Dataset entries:
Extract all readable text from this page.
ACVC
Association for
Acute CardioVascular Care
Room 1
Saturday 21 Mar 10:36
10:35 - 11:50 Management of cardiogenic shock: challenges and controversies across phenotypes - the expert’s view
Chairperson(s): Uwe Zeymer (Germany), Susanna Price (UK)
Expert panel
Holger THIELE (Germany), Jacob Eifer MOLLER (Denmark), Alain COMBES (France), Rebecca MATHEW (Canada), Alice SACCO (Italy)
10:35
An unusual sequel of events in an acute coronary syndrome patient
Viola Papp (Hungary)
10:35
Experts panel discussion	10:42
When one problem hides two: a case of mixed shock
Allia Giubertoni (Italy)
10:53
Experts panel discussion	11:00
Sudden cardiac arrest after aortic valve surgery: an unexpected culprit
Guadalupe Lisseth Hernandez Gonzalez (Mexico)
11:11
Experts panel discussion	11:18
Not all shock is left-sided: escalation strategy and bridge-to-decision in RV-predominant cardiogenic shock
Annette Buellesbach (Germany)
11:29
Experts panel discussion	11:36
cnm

■ Problem to solve: Select and copy each line from the data that includes the word "panel".

■ Worked answer:
Expert panel
Experts panel discussion	10:42
Experts panel discussion	11:00
Experts panel discussion	11:18
Experts panel discussion	11:36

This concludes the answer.